── Excerpted data

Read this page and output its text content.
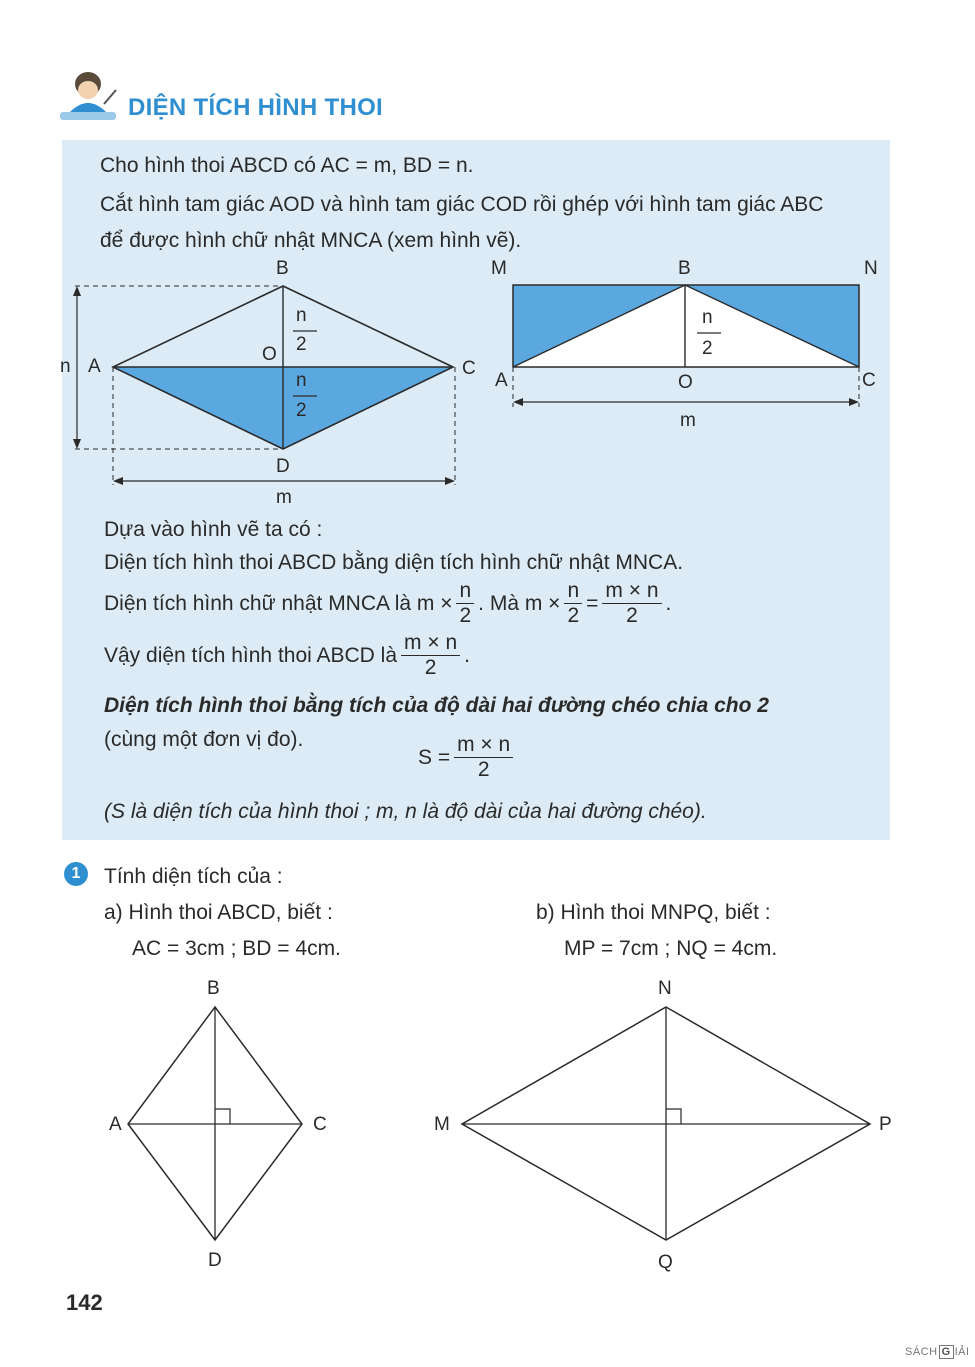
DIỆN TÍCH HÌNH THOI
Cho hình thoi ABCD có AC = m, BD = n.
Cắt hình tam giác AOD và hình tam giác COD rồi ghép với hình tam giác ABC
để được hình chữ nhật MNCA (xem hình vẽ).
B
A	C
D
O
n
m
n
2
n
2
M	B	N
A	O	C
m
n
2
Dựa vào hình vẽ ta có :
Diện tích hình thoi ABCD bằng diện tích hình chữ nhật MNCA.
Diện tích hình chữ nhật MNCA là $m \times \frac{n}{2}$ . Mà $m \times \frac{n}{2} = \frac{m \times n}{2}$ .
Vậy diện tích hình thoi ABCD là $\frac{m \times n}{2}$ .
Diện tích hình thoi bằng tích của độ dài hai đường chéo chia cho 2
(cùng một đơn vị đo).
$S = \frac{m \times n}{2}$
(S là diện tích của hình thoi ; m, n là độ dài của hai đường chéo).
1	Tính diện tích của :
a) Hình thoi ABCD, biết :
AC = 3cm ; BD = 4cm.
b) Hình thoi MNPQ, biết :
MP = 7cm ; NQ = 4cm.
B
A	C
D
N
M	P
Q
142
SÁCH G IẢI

────
── Excerpted data

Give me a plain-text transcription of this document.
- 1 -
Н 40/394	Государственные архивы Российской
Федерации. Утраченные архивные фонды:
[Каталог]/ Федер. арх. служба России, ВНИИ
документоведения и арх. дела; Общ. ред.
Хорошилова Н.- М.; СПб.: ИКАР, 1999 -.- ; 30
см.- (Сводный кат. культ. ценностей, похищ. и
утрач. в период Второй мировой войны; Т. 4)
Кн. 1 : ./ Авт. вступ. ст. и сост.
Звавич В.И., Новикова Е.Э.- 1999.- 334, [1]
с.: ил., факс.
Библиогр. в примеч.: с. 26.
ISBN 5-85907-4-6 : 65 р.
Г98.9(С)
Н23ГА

────
── Excerpted data

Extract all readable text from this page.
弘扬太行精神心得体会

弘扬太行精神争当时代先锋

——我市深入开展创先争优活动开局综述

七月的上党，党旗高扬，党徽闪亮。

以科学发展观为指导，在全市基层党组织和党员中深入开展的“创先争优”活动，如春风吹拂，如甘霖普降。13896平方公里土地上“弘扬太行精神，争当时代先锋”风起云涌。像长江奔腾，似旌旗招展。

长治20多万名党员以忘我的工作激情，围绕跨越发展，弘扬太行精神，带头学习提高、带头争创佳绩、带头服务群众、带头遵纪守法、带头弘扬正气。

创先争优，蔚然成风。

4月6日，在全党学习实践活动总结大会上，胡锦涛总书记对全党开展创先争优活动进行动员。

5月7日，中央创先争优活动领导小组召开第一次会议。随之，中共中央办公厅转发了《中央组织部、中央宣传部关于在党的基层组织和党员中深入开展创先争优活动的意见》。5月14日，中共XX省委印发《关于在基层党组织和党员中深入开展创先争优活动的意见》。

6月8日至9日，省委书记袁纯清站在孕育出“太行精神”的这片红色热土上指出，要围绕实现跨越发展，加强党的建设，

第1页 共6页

────

- **What you will do**: Search the data above for the word "MNCA", then gather each line in which it appears.

- **Correct answer**:
để được hình chữ nhật MNCA (xem hình vẽ).
Diện tích hình thoi ABCD bằng diện tích hình chữ nhật MNCA.
Diện tích hình chữ nhật MNCA là $m \times \frac{n}{2}$ . Mà $m \times \frac{n}{2} = \frac{m \times n}{2}$ .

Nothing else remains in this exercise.